QUOTED PASSAGE:
--- Begin ---
The borders of the Republic of Bulgaria contain some of the most unique and vulnerable cultural resources in Europe. In addition to the numerous Neolithic, Chalcolithic and Bronze Age settlement mounds of the Hamangia, Vinca, Varna, and Ezero cultures, there are significant remains of Archaic, Classical, Hellenistic, Roman, and Byzantine urban centers. Perhaps most notable among Bulgarian antiquities are the remains of the Thracians, a powerful warrior kingdom conquered only by Alexander the Great and the Roman Empire. The best known Thracian remains in Bulgaria are tombs and burial mounds which contain stunning gold and silver work.
Customs Officials seize coins at Kalotina
Bulgarian Police Bust Illegal Medieval Coin Auction
Bulgarian police bust antiquities ring in the western town of Kyustendil and two nearby villages, capturing 999 silver rhyton, a number of decorated ancient artifacts with images including statuettes, knives, bronze lamps, pottery vessels, rings, and 74 ancient coins from different time periods.
--- End ---
DIRECTIVE 1:
Check each statement against the passage on Bulgarian antiquities and answer yes or no, quoting the words from it that settle the matter:
(a) The Thracians were conquered only by Alexander the Great and the Roman Empire.
(b) The police bust in Kyustendil captured 100 ancient coins.
(c) The best known Thracian remains in Bulgaria are temples.
DIRECTIVE 2: Retype the passage on Bulgarian antiquities from "The borders of" up to and including "and silver work.".
DIRECTIVE 3: According to the passage on Bulgarian antiquities, the settlement mounds of which cultures are found in Bulgaria?

GIVEN DATA:
--- Begin ---
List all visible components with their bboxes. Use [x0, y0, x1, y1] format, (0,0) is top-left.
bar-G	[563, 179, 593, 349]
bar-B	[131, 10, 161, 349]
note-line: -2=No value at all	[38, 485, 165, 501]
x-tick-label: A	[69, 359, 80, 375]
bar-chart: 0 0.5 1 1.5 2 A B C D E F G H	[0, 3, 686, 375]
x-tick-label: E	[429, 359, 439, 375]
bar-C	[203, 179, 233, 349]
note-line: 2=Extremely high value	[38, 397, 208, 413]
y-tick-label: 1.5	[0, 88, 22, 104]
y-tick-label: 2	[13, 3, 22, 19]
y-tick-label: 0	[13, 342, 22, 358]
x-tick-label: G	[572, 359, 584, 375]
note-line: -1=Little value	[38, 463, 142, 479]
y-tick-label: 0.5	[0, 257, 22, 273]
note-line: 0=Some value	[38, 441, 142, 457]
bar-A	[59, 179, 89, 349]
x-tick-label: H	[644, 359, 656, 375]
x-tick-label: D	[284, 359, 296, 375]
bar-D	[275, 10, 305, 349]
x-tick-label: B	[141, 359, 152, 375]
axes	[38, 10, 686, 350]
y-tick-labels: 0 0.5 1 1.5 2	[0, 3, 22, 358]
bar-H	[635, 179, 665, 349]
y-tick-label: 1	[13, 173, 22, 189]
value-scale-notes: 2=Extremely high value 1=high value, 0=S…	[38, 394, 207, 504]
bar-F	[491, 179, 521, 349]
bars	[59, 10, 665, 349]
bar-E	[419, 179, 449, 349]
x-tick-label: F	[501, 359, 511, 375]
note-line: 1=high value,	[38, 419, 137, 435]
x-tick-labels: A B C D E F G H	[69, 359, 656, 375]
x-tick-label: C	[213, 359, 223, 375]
--- End ---
--- Begin ---
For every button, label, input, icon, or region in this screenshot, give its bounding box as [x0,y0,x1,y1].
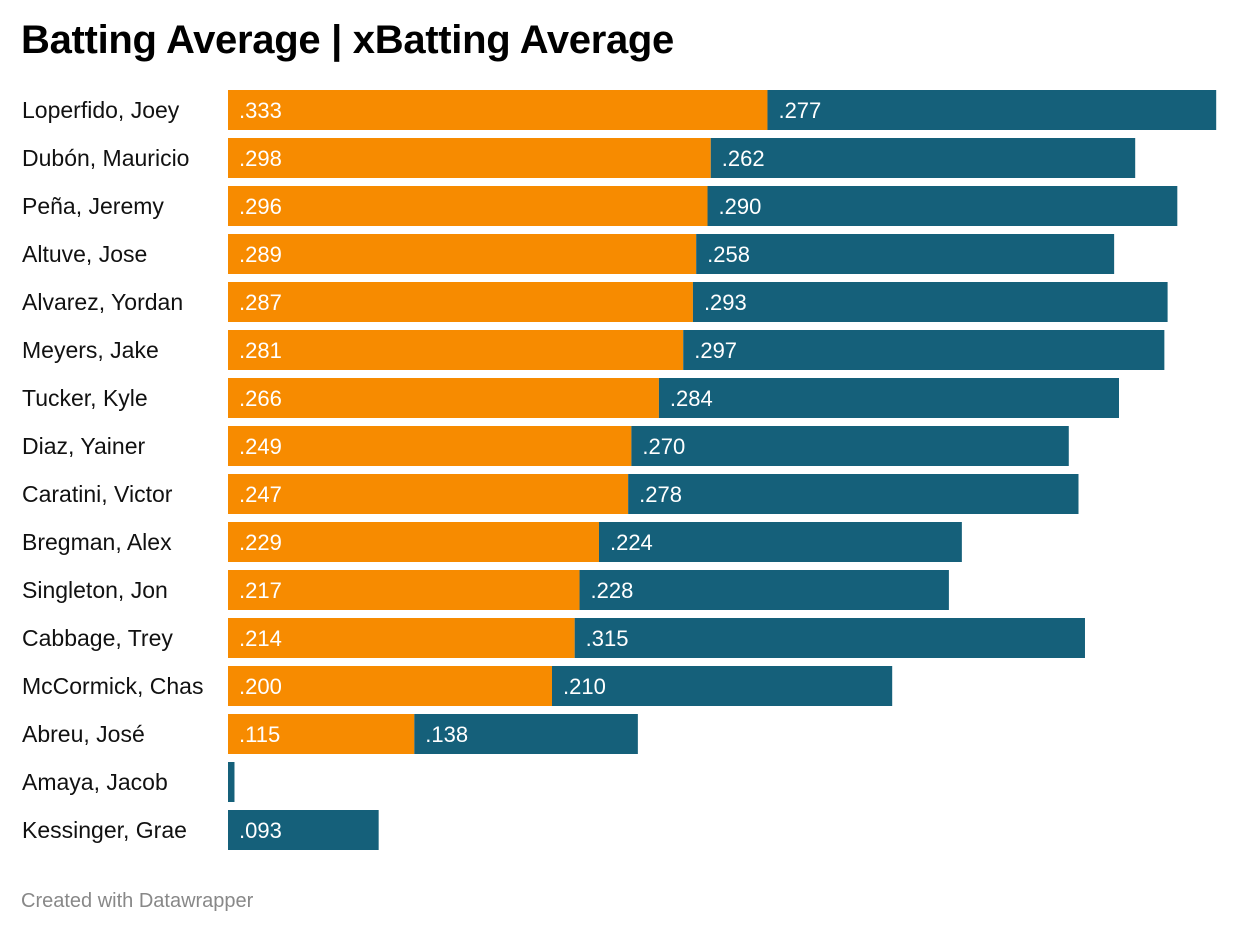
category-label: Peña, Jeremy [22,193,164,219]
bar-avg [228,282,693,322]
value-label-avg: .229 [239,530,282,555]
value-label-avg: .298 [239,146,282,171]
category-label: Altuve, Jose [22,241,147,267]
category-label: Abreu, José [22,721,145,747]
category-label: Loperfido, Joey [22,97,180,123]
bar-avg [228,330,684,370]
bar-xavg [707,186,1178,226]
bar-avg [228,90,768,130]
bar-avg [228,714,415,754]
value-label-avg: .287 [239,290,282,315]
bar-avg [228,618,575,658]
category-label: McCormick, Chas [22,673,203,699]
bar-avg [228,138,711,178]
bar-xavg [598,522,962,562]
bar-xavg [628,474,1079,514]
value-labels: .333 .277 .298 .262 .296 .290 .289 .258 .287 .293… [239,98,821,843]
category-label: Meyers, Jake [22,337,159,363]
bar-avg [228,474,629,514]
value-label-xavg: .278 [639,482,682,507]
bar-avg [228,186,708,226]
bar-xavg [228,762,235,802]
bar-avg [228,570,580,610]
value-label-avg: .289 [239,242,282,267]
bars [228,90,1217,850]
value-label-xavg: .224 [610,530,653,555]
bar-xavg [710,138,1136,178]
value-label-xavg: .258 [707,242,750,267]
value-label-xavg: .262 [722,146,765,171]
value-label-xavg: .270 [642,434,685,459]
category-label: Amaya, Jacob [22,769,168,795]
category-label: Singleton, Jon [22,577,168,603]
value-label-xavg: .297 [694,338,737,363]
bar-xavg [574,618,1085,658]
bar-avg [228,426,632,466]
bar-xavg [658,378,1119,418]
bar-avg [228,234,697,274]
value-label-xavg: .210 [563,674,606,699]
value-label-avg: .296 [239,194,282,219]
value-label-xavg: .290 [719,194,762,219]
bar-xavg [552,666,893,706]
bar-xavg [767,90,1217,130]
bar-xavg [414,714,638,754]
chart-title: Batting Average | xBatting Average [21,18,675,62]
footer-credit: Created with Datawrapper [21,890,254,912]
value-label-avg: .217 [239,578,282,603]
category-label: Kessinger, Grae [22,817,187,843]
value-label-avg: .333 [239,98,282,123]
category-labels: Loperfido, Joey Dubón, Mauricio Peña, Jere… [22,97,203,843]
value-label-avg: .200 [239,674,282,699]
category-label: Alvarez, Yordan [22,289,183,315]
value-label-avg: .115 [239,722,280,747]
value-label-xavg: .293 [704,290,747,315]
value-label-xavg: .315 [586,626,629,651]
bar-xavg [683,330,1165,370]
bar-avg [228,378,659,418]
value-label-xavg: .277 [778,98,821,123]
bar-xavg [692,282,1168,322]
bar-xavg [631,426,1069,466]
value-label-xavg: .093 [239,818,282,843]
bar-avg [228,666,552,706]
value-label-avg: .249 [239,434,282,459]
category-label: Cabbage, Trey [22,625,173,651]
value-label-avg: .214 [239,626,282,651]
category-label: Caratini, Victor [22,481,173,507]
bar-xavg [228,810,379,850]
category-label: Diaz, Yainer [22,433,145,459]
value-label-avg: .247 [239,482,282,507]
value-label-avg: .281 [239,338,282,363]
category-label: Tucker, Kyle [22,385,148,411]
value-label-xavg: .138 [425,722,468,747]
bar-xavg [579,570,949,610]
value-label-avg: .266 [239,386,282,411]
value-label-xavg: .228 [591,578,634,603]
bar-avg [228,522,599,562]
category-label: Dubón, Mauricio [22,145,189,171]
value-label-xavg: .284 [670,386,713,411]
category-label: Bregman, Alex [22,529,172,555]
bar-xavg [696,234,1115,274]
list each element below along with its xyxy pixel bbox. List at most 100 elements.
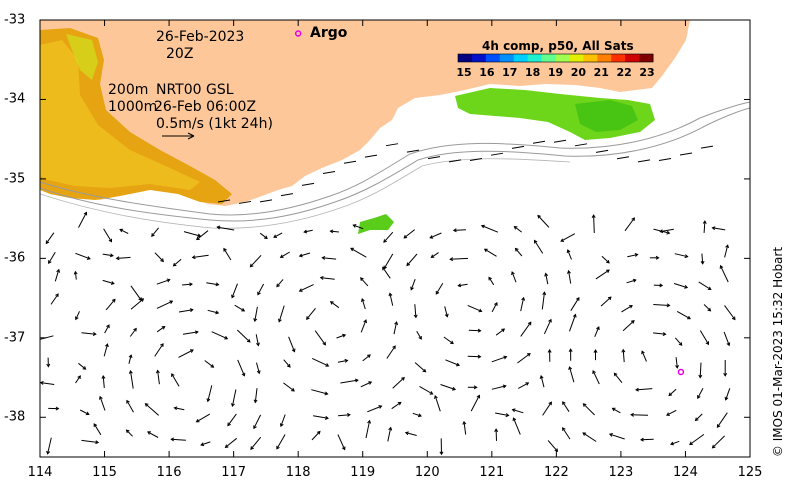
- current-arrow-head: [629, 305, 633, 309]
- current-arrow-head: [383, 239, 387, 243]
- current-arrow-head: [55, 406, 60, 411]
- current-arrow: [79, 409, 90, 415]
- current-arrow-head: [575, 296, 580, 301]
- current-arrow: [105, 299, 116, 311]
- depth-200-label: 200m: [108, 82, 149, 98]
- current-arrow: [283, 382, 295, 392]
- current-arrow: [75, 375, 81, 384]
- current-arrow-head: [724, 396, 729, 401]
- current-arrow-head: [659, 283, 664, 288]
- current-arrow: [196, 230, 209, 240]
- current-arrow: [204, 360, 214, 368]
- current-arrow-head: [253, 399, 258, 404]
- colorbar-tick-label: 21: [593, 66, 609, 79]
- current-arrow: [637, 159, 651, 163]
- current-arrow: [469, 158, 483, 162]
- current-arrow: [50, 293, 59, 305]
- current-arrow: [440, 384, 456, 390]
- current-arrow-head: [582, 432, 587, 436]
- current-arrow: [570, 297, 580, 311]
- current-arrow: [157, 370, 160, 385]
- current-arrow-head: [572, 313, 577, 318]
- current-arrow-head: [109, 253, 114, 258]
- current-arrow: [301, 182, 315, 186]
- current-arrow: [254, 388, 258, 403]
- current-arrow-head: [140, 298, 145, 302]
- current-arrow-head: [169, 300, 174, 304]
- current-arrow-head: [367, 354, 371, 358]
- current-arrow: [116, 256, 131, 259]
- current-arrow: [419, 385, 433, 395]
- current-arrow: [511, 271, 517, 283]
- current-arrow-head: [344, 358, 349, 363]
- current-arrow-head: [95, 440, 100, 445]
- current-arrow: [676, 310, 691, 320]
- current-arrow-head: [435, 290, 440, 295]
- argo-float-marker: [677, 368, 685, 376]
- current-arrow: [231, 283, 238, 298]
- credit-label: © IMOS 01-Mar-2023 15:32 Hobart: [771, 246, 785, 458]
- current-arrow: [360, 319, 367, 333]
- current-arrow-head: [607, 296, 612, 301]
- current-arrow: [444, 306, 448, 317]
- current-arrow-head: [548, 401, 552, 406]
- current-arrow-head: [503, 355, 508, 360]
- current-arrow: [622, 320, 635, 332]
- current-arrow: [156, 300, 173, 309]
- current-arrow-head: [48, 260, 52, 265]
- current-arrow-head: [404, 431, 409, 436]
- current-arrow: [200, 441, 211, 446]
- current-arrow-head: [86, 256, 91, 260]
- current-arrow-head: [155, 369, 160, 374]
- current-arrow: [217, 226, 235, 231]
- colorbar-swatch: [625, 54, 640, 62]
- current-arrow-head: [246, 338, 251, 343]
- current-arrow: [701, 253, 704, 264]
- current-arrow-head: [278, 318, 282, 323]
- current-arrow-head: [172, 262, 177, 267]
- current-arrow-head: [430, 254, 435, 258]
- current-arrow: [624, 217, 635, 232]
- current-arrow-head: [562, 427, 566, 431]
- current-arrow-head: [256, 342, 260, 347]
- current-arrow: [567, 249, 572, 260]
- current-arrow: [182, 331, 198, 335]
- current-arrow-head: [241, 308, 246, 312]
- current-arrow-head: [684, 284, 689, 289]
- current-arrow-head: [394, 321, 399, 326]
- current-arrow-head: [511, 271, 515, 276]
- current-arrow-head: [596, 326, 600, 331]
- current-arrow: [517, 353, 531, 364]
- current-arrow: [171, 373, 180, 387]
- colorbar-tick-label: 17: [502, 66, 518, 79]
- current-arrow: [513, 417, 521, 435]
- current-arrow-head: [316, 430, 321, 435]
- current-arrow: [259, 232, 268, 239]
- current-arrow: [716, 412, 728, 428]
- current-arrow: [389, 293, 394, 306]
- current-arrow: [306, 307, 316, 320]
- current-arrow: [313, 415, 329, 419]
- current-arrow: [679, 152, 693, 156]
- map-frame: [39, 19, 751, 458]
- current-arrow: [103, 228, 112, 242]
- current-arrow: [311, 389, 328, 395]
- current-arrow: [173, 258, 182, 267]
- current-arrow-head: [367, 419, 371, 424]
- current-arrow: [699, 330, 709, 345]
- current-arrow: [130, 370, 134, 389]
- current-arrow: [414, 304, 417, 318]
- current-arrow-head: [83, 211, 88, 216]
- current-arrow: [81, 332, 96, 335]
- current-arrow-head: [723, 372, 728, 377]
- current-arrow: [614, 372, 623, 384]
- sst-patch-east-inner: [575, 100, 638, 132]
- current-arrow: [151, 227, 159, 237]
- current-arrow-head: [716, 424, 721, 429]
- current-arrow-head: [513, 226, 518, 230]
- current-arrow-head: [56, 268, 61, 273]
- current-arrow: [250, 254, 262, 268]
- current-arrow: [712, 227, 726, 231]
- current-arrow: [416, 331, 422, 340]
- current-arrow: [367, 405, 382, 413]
--- End ---
CORRECT RESPONSE 1:
(a) Yes: "conquered only by Alexander the Great and the Roman Empire"
(b) No: "74 ancient coins from different time periods"
(c) No: "The best known Thracian remains in Bulgaria are tombs and burial mounds"

CORRECT RESPONSE 2:
The borders of the Republic of Bulgaria contain some of the most unique and vulnerable cultural resources in Europe. In addition to the numerous Neolithic, Chalcolithic and Bronze Age settlement mounds of the Hamangia, Vinca, Varna, and Ezero cultures, there are significant remains of Archaic, Classical, Hellenistic, Roman, and Byzantine urban centers. Perhaps most notable among Bulgarian antiquities are the remains of the Thracians, a powerful warrior kingdom conquered only by Alexander the Great and the Roman Empire. The best known Thracian remains in Bulgaria are tombs and burial mounds which contain stunning gold and silver work.

CORRECT RESPONSE 3: The Hamangia, Vinca, Varna, and Ezero cultures.